== Material for the task ==
- - -

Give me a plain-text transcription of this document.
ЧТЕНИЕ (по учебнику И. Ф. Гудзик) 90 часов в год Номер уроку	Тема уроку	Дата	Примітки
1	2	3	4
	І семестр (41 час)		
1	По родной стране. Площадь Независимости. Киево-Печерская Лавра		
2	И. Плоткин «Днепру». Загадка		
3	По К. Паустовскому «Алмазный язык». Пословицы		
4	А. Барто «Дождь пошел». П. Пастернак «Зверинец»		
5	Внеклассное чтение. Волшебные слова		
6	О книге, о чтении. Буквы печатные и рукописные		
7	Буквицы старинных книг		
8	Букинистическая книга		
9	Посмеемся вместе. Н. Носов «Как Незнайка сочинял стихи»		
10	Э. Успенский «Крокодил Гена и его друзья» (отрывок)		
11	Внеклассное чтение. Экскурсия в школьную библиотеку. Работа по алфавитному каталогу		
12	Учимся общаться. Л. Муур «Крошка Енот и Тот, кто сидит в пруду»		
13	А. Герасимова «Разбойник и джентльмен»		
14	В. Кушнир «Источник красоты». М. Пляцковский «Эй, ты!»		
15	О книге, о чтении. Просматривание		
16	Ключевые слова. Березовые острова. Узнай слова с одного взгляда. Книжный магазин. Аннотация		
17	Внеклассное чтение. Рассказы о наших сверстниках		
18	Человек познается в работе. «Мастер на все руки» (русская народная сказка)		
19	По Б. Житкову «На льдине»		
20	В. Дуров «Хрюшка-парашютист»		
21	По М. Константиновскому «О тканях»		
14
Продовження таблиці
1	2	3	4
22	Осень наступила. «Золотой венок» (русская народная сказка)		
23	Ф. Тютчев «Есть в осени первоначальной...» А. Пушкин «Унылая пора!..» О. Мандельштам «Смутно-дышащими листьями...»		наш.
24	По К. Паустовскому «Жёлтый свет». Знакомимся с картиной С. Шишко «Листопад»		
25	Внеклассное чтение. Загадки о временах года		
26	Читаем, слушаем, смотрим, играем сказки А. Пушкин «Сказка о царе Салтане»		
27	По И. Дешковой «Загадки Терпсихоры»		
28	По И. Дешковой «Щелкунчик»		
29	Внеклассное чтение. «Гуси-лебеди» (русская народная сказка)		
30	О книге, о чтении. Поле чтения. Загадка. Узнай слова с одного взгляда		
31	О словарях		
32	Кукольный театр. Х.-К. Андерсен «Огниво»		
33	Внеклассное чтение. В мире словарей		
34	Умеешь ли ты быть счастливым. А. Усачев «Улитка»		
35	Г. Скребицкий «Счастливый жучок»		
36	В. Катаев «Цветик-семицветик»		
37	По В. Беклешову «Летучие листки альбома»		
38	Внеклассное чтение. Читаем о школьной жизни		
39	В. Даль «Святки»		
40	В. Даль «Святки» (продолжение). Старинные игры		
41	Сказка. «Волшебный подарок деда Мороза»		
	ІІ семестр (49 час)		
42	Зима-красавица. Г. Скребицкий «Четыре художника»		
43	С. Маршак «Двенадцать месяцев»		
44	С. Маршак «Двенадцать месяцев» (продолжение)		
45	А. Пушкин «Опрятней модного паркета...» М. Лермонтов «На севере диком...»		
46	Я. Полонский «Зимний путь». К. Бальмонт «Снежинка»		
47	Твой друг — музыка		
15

- - -

== Task to carry out ==
Copy the data above in full, character for character.

== Response for this exercise ==
Give me a plain-text transcription of this document.
ЧТЕНИЕ (по учебнику И. Ф. Гудзик) 90 часов в год Номер уроку	Тема уроку	Дата	Примітки
1	2	3	4
	І семестр (41 час)		
1	По родной стране. Площадь Независимости. Киево-Печерская Лавра		
2	И. Плоткин «Днепру». Загадка		
3	По К. Паустовскому «Алмазный язык». Пословицы		
4	А. Барто «Дождь пошел». П. Пастернак «Зверинец»		
5	Внеклассное чтение. Волшебные слова		
6	О книге, о чтении. Буквы печатные и рукописные		
7	Буквицы старинных книг		
8	Букинистическая книга		
9	Посмеемся вместе. Н. Носов «Как Незнайка сочинял стихи»		
10	Э. Успенский «Крокодил Гена и его друзья» (отрывок)		
11	Внеклассное чтение. Экскурсия в школьную библиотеку. Работа по алфавитному каталогу		
12	Учимся общаться. Л. Муур «Крошка Енот и Тот, кто сидит в пруду»		
13	А. Герасимова «Разбойник и джентльмен»		
14	В. Кушнир «Источник красоты». М. Пляцковский «Эй, ты!»		
15	О книге, о чтении. Просматривание		
16	Ключевые слова. Березовые острова. Узнай слова с одного взгляда. Книжный магазин. Аннотация		
17	Внеклассное чтение. Рассказы о наших сверстниках		
18	Человек познается в работе. «Мастер на все руки» (русская народная сказка)		
19	По Б. Житкову «На льдине»		
20	В. Дуров «Хрюшка-парашютист»		
21	По М. Константиновскому «О тканях»		
14
Продовження таблиці
1	2	3	4
22	Осень наступила. «Золотой венок» (русская народная сказка)		
23	Ф. Тютчев «Есть в осени первоначальной...» А. Пушкин «Унылая пора!..» О. Мандельштам «Смутно-дышащими листьями...»		наш.
24	По К. Паустовскому «Жёлтый свет». Знакомимся с картиной С. Шишко «Листопад»		
25	Внеклассное чтение. Загадки о временах года		
26	Читаем, слушаем, смотрим, играем сказки А. Пушкин «Сказка о царе Салтане»		
27	По И. Дешковой «Загадки Терпсихоры»		
28	По И. Дешковой «Щелкунчик»		
29	Внеклассное чтение. «Гуси-лебеди» (русская народная сказка)		
30	О книге, о чтении. Поле чтения. Загадка. Узнай слова с одного взгляда		
31	О словарях		
32	Кукольный театр. Х.-К. Андерсен «Огниво»		
33	Внеклассное чтение. В мире словарей		
34	Умеешь ли ты быть счастливым. А. Усачев «Улитка»		
35	Г. Скребицкий «Счастливый жучок»		
36	В. Катаев «Цветик-семицветик»		
37	По В. Беклешову «Летучие листки альбома»		
38	Внеклассное чтение. Читаем о школьной жизни		
39	В. Даль «Святки»		
40	В. Даль «Святки» (продолжение). Старинные игры		
41	Сказка. «Волшебный подарок деда Мороза»		
	ІІ семестр (49 час)		
42	Зима-красавица. Г. Скребицкий «Четыре художника»		
43	С. Маршак «Двенадцать месяцев»		
44	С. Маршак «Двенадцать месяцев» (продолжение)		
45	А. Пушкин «Опрятней модного паркета...» М. Лермонтов «На севере диком...»		
46	Я. Полонский «Зимний путь». К. Бальмонт «Снежинка»		
47	Твой друг — музыка		
15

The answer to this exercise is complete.